* **Stated task**
Reproduce the records. Keep every word exact and include no images.

* **Information shown**
■ ■ ■ ■ ■ ■ ■

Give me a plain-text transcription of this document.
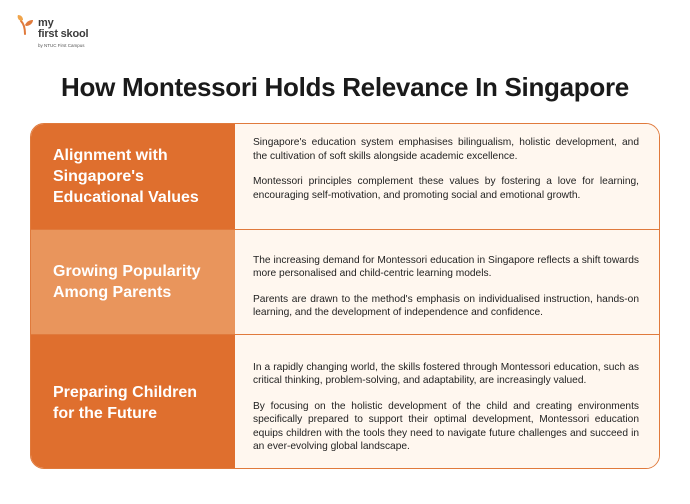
my
first skool
by NTUC First Campus
How Montessori Holds Relevance In Singapore
Alignment with Singapore's Educational Values

Singapore's education system emphasises bilingualism, holistic development, and the cultivation of soft skills alongside academic excellence.

Montessori principles complement these values by fostering a love for learning, encouraging self-motivation, and promoting social and emotional growth.

Growing Popularity Among Parents

The increasing demand for Montessori education in Singapore reflects a shift towards more personalised and child-centric learning models.

Parents are drawn to the method's emphasis on individualised instruction, hands-on learning, and the development of independence and confidence.

Preparing Children for the Future

In a rapidly changing world, the skills fostered through Montessori education, such as critical thinking, problem-solving, and adaptability, are increasingly valued.

By focusing on the holistic development of the child and creating environments specifically prepared to support their optimal development, Montessori education equips children with the tools they need to navigate future challenges and succeed in an ever-evolving global landscape.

■ ■ ■ ■ ■ ■ ■

* **Output below**
Give me a plain-text transcription of this document.
my
first skool
by NTUC First Campus
How Montessori Holds Relevance In Singapore
Alignment with Singapore's Educational Values

Singapore's education system emphasises bilingualism, holistic development, and the cultivation of soft skills alongside academic excellence.

Montessori principles complement these values by fostering a love for learning, encouraging self-motivation, and promoting social and emotional growth.

Growing Popularity Among Parents

The increasing demand for Montessori education in Singapore reflects a shift towards more personalised and child-centric learning models.

Parents are drawn to the method's emphasis on individualised instruction, hands-on learning, and the development of independence and confidence.

Preparing Children for the Future

In a rapidly changing world, the skills fostered through Montessori education, such as critical thinking, problem-solving, and adaptability, are increasingly valued.

By focusing on the holistic development of the child and creating environments specifically prepared to support their optimal development, Montessori education equips children with the tools they need to navigate future challenges and succeed in an ever-evolving global landscape.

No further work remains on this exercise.